* [Written request]:
Locate each line with the string "ἡγεμόνα" in the listing below and copy it.

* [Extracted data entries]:
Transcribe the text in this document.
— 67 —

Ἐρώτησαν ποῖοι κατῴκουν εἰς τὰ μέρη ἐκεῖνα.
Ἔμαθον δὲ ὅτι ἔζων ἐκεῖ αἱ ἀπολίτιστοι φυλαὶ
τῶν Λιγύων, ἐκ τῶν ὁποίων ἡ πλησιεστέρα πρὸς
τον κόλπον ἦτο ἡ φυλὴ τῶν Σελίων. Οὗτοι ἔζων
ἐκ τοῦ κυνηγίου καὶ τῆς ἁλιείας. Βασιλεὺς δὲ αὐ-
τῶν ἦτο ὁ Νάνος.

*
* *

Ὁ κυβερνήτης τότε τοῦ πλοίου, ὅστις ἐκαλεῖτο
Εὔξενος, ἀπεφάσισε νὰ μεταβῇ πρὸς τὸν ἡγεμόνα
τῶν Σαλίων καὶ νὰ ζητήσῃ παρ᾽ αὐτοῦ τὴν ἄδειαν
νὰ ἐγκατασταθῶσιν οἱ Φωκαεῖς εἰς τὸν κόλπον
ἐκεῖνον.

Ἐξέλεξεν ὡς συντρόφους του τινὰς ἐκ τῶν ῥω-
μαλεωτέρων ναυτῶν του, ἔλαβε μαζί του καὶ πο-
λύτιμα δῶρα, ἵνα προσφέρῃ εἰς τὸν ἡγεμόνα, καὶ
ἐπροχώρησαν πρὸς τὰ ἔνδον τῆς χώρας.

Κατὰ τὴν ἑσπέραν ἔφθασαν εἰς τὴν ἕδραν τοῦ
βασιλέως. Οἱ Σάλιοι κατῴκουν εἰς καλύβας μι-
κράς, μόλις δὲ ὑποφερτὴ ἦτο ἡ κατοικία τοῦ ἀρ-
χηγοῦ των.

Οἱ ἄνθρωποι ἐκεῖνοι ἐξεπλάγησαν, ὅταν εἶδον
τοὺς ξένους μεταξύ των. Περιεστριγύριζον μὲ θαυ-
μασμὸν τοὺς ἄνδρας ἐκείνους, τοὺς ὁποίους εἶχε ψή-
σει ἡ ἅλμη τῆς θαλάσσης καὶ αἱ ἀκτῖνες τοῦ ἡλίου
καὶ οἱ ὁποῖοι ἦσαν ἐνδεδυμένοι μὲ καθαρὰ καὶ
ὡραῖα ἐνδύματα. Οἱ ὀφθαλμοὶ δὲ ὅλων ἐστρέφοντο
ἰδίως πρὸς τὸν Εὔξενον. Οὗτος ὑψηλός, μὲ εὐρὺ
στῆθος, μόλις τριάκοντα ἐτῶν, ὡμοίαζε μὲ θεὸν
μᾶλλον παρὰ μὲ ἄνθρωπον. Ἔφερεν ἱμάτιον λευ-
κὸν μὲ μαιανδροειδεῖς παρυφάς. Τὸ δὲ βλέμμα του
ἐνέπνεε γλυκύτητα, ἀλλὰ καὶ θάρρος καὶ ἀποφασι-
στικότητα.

* [Expected output]:
Εὔξενος, ἀπεφάσισε νὰ μεταβῇ πρὸς τὸν ἡγεμόνα
λύτιμα δῶρα, ἵνα προσφέρῃ εἰς τὸν ἡγεμόνα, καὶ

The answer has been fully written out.